Brief: An exact reproduction of the records is required, with all images left out.

Information shown:
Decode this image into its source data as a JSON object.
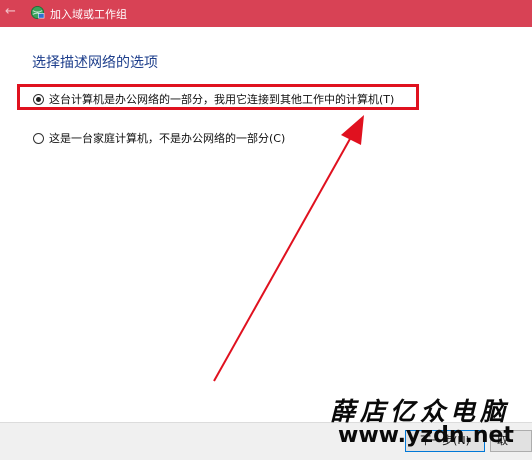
{
  "window": {
    "title": "加入域或工作组"
  },
  "page": {
    "heading": "选择描述网络的选项"
  },
  "options": [
    {
      "label": "这台计算机是办公网络的一部分，我用它连接到其他工作中的计算机(T)",
      "selected": true
    },
    {
      "label": "这是一台家庭计算机，不是办公网络的一部分(C)",
      "selected": false
    }
  ],
  "buttons": {
    "next": "下一步(N)",
    "cancel": "取"
  },
  "watermark": {
    "brand": "薛店亿众电脑",
    "url": "www.yzdn.net"
  },
  "colors": {
    "titlebar": "#d84255",
    "annotation": "#e0111f",
    "heading": "#1e3f8c"
  }
}
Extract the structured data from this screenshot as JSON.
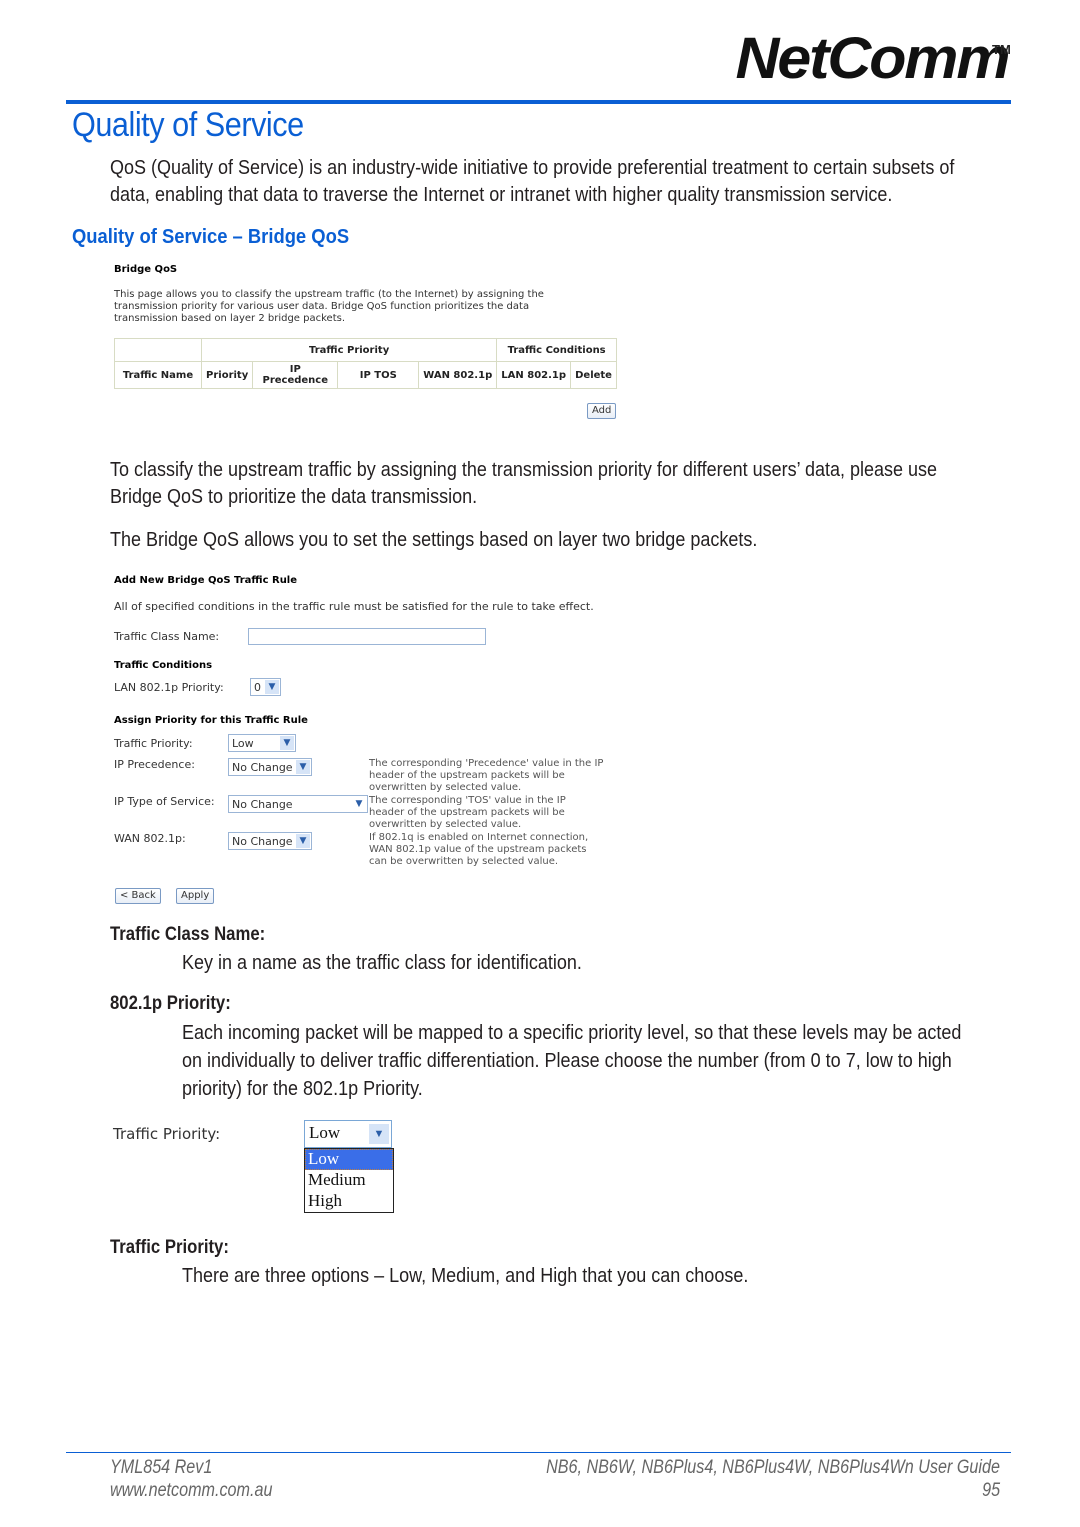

Answer to this exercise:
Decode this image into its source data as a JSON object.
{
  "window": {
    "title": "加入域或工作组"
  },
  "page": {
    "heading": "选择描述网络的选项"
  },
  "options": [
    {
      "label": "这台计算机是办公网络的一部分，我用它连接到其他工作中的计算机(T)",
      "selected": true
    },
    {
      "label": "这是一台家庭计算机，不是办公网络的一部分(C)",
      "selected": false
    }
  ],
  "buttons": {
    "next": "下一步(N)",
    "cancel": "取"
  },
  "watermark": {
    "brand": "薛店亿众电脑",
    "url": "www.yzdn.net"
  },
  "colors": {
    "titlebar": "#d84255",
    "annotation": "#e0111f",
    "heading": "#1e3f8c"
  }
}
Extract the structured data from this screenshot as JSON.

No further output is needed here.